**Given entries**.
——

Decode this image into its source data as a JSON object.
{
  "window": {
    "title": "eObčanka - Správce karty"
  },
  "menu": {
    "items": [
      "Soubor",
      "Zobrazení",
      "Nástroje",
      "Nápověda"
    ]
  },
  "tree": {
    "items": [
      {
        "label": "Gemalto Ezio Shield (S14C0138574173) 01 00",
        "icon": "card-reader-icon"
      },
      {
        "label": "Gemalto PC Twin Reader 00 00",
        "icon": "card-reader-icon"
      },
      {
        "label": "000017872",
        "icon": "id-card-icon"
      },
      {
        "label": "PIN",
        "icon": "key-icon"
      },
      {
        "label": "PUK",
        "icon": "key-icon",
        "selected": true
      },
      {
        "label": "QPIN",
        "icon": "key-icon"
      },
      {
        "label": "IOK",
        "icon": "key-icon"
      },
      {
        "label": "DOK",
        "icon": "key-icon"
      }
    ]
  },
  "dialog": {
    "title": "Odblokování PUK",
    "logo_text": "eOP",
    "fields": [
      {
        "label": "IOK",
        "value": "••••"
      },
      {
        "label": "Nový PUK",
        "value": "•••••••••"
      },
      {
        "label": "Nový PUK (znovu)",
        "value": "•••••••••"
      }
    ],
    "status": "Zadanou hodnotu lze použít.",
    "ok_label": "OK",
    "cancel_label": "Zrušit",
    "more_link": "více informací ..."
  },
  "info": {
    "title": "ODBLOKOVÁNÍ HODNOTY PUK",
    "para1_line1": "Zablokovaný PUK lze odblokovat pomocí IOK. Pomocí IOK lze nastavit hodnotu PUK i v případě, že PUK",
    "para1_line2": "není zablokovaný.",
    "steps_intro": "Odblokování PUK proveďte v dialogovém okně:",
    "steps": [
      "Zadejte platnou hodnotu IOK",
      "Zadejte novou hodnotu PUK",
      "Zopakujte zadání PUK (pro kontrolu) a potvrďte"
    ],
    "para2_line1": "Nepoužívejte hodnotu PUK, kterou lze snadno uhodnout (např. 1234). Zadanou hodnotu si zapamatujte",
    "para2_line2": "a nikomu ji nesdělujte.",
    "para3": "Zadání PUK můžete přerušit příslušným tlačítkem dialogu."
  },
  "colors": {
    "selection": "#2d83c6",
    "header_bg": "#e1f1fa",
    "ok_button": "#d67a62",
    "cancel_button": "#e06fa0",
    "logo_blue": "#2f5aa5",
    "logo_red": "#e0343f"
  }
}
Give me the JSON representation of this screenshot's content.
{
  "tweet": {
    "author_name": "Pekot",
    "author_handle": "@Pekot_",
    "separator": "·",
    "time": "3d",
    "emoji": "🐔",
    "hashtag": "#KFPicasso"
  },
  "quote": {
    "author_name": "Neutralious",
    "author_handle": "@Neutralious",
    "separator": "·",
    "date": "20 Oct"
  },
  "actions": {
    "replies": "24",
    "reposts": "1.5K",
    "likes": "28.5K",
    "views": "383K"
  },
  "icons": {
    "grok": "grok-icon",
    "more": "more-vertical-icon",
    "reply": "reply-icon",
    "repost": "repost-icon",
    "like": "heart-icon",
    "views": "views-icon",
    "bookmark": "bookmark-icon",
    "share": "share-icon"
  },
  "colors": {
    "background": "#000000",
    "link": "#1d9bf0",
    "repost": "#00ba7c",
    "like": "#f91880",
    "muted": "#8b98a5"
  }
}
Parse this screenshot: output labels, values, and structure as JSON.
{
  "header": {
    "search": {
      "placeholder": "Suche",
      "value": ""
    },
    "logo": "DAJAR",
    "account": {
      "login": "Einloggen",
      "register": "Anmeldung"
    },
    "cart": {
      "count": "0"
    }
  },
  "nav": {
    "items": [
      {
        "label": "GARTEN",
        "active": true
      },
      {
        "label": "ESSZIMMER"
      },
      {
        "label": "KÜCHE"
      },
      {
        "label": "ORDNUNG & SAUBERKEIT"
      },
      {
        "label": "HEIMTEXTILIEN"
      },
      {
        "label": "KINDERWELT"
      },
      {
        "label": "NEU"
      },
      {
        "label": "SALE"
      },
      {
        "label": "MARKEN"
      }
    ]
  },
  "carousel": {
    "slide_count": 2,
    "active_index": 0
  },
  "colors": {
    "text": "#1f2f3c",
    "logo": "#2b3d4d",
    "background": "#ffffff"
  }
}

——

**Request**. List each line of the entries that holds the string "screenshot".

**Answer to this task**.
Give me the JSON representation of this screenshot's content.
Parse this screenshot: output labels, values, and structure as JSON.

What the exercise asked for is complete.